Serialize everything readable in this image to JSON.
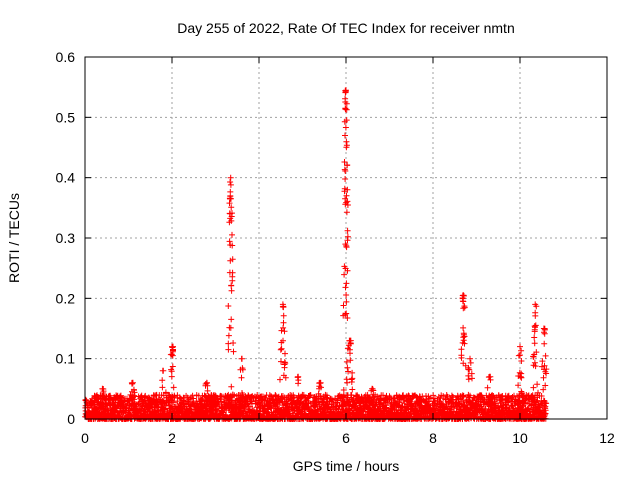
{
  "chart_data": {
    "type": "scatter",
    "title": "Day 255 of 2022, Rate Of TEC Index for receiver nmtn",
    "xlabel": "GPS time / hours",
    "ylabel": "ROTI / TECUs",
    "xlim": [
      0,
      12
    ],
    "ylim": [
      0,
      0.6
    ],
    "xticks": [
      "0",
      "2",
      "4",
      "6",
      "8",
      "10",
      "12"
    ],
    "yticks": [
      "0",
      "0.1",
      "0.2",
      "0.3",
      "0.4",
      "0.5",
      "0.6"
    ],
    "grid": true,
    "marker": "+",
    "color": "#ff0000",
    "x_extent": [
      0,
      10.6
    ],
    "baseline_range": [
      0.0,
      0.04
    ],
    "peaks": [
      {
        "x": 0.4,
        "y": 0.05
      },
      {
        "x": 1.1,
        "y": 0.06
      },
      {
        "x": 1.8,
        "y": 0.08
      },
      {
        "x": 2.0,
        "y": 0.12
      },
      {
        "x": 2.8,
        "y": 0.06
      },
      {
        "x": 3.35,
        "y": 0.4
      },
      {
        "x": 3.6,
        "y": 0.1
      },
      {
        "x": 4.55,
        "y": 0.19
      },
      {
        "x": 4.9,
        "y": 0.07
      },
      {
        "x": 5.4,
        "y": 0.06
      },
      {
        "x": 6.0,
        "y": 0.545
      },
      {
        "x": 6.1,
        "y": 0.13
      },
      {
        "x": 6.6,
        "y": 0.05
      },
      {
        "x": 8.7,
        "y": 0.205
      },
      {
        "x": 8.85,
        "y": 0.1
      },
      {
        "x": 9.3,
        "y": 0.07
      },
      {
        "x": 10.0,
        "y": 0.12
      },
      {
        "x": 10.35,
        "y": 0.19
      },
      {
        "x": 10.55,
        "y": 0.15
      }
    ]
  }
}
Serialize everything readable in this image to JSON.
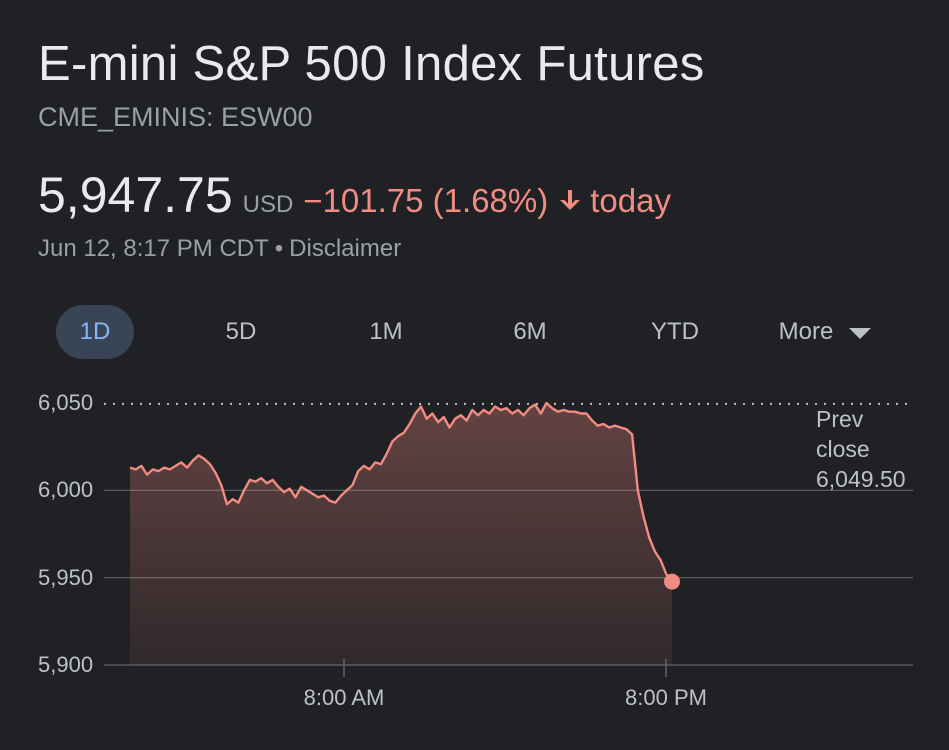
{
  "header": {
    "title": "E-mini S&P 500 Index Futures",
    "ticker": "CME_EMINIS: ESW00"
  },
  "quote": {
    "price": "5,947.75",
    "currency": "USD",
    "change": "−101.75 (1.68%)",
    "direction_icon": "arrow-down-icon",
    "period": "today",
    "timestamp": "Jun 12, 8:17 PM CDT",
    "separator": "•",
    "disclaimer": "Disclaimer"
  },
  "tabs": [
    {
      "label": "1D",
      "active": true
    },
    {
      "label": "5D",
      "active": false
    },
    {
      "label": "1M",
      "active": false
    },
    {
      "label": "6M",
      "active": false
    },
    {
      "label": "YTD",
      "active": false
    },
    {
      "label": "More",
      "active": false
    }
  ],
  "colors": {
    "background": "#202124",
    "negative": "#f28b82",
    "active_tab_bg": "#394457",
    "active_tab_text": "#8ab4f8",
    "grid": "#5f6368"
  },
  "chart_data": {
    "type": "area",
    "y_ticks": [
      "6,050",
      "6,000",
      "5,950",
      "5,900"
    ],
    "y_tick_values": [
      6050,
      6000,
      5950,
      5900
    ],
    "ylim": [
      5900,
      6050
    ],
    "x_ticks": [
      "8:00 AM",
      "8:00 PM"
    ],
    "prev_close_label": [
      "Prev",
      "close",
      "6,049.50"
    ],
    "prev_close": 6049.5,
    "last_value": 5947.75,
    "series": [
      {
        "values": [
          6013,
          6012,
          6014,
          6009,
          6012,
          6011,
          6013,
          6012,
          6014,
          6016,
          6013,
          6017,
          6020,
          6018,
          6015,
          6010,
          6003,
          5992,
          5995,
          5993,
          6000,
          6006,
          6005,
          6007,
          6004,
          6006,
          6002,
          5999,
          6001,
          5996,
          6002,
          6000,
          5998,
          5996,
          5997,
          5994,
          5993,
          5997,
          6000,
          6003,
          6011,
          6014,
          6012,
          6016,
          6015,
          6021,
          6028,
          6031,
          6033,
          6038,
          6044,
          6048,
          6041,
          6044,
          6039,
          6042,
          6036,
          6041,
          6043,
          6040,
          6046,
          6043,
          6046,
          6044,
          6048,
          6046,
          6047,
          6044,
          6046,
          6043,
          6047,
          6049,
          6044,
          6050,
          6047,
          6045,
          6046,
          6045,
          6045,
          6044,
          6044,
          6040,
          6037,
          6038,
          6036,
          6037,
          6036,
          6035,
          6032,
          6000,
          5985,
          5973,
          5965,
          5960,
          5952,
          5947.75
        ]
      }
    ]
  }
}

Directions for this task: Write out the listing word for word, omitting the pictures it holds.

Result of the exercise:
Serialize everything readable in this image to JSON.
{
  "chart_data": {
    "type": "scatter",
    "title": "Day 255 of 2022, Rate Of TEC Index for receiver nmtn",
    "xlabel": "GPS time / hours",
    "ylabel": "ROTI / TECUs",
    "xlim": [
      0,
      12
    ],
    "ylim": [
      0,
      0.6
    ],
    "xticks": [
      "0",
      "2",
      "4",
      "6",
      "8",
      "10",
      "12"
    ],
    "yticks": [
      "0",
      "0.1",
      "0.2",
      "0.3",
      "0.4",
      "0.5",
      "0.6"
    ],
    "grid": true,
    "marker": "+",
    "color": "#ff0000",
    "x_extent": [
      0,
      10.6
    ],
    "baseline_range": [
      0.0,
      0.04
    ],
    "peaks": [
      {
        "x": 0.4,
        "y": 0.05
      },
      {
        "x": 1.1,
        "y": 0.06
      },
      {
        "x": 1.8,
        "y": 0.08
      },
      {
        "x": 2.0,
        "y": 0.12
      },
      {
        "x": 2.8,
        "y": 0.06
      },
      {
        "x": 3.35,
        "y": 0.4
      },
      {
        "x": 3.6,
        "y": 0.1
      },
      {
        "x": 4.55,
        "y": 0.19
      },
      {
        "x": 4.9,
        "y": 0.07
      },
      {
        "x": 5.4,
        "y": 0.06
      },
      {
        "x": 6.0,
        "y": 0.545
      },
      {
        "x": 6.1,
        "y": 0.13
      },
      {
        "x": 6.6,
        "y": 0.05
      },
      {
        "x": 8.7,
        "y": 0.205
      },
      {
        "x": 8.85,
        "y": 0.1
      },
      {
        "x": 9.3,
        "y": 0.07
      },
      {
        "x": 10.0,
        "y": 0.12
      },
      {
        "x": 10.35,
        "y": 0.19
      },
      {
        "x": 10.55,
        "y": 0.15
      }
    ]
  }
}
Serialize everything readable in this image to JSON.
{
  "header": {
    "title": "E-mini S&P 500 Index Futures",
    "ticker": "CME_EMINIS: ESW00"
  },
  "quote": {
    "price": "5,947.75",
    "currency": "USD",
    "change": "−101.75 (1.68%)",
    "direction_icon": "arrow-down-icon",
    "period": "today",
    "timestamp": "Jun 12, 8:17 PM CDT",
    "separator": "•",
    "disclaimer": "Disclaimer"
  },
  "tabs": [
    {
      "label": "1D",
      "active": true
    },
    {
      "label": "5D",
      "active": false
    },
    {
      "label": "1M",
      "active": false
    },
    {
      "label": "6M",
      "active": false
    },
    {
      "label": "YTD",
      "active": false
    },
    {
      "label": "More",
      "active": false
    }
  ],
  "colors": {
    "background": "#202124",
    "negative": "#f28b82",
    "active_tab_bg": "#394457",
    "active_tab_text": "#8ab4f8",
    "grid": "#5f6368"
  },
  "chart_data": {
    "type": "area",
    "y_ticks": [
      "6,050",
      "6,000",
      "5,950",
      "5,900"
    ],
    "y_tick_values": [
      6050,
      6000,
      5950,
      5900
    ],
    "ylim": [
      5900,
      6050
    ],
    "x_ticks": [
      "8:00 AM",
      "8:00 PM"
    ],
    "prev_close_label": [
      "Prev",
      "close",
      "6,049.50"
    ],
    "prev_close": 6049.5,
    "last_value": 5947.75,
    "series": [
      {
        "values": [
          6013,
          6012,
          6014,
          6009,
          6012,
          6011,
          6013,
          6012,
          6014,
          6016,
          6013,
          6017,
          6020,
          6018,
          6015,
          6010,
          6003,
          5992,
          5995,
          5993,
          6000,
          6006,
          6005,
          6007,
          6004,
          6006,
          6002,
          5999,
          6001,
          5996,
          6002,
          6000,
          5998,
          5996,
          5997,
          5994,
          5993,
          5997,
          6000,
          6003,
          6011,
          6014,
          6012,
          6016,
          6015,
          6021,
          6028,
          6031,
          6033,
          6038,
          6044,
          6048,
          6041,
          6044,
          6039,
          6042,
          6036,
          6041,
          6043,
          6040,
          6046,
          6043,
          6046,
          6044,
          6048,
          6046,
          6047,
          6044,
          6046,
          6043,
          6047,
          6049,
          6044,
          6050,
          6047,
          6045,
          6046,
          6045,
          6045,
          6044,
          6044,
          6040,
          6037,
          6038,
          6036,
          6037,
          6036,
          6035,
          6032,
          6000,
          5985,
          5973,
          5965,
          5960,
          5952,
          5947.75
        ]
      }
    ]
  }
}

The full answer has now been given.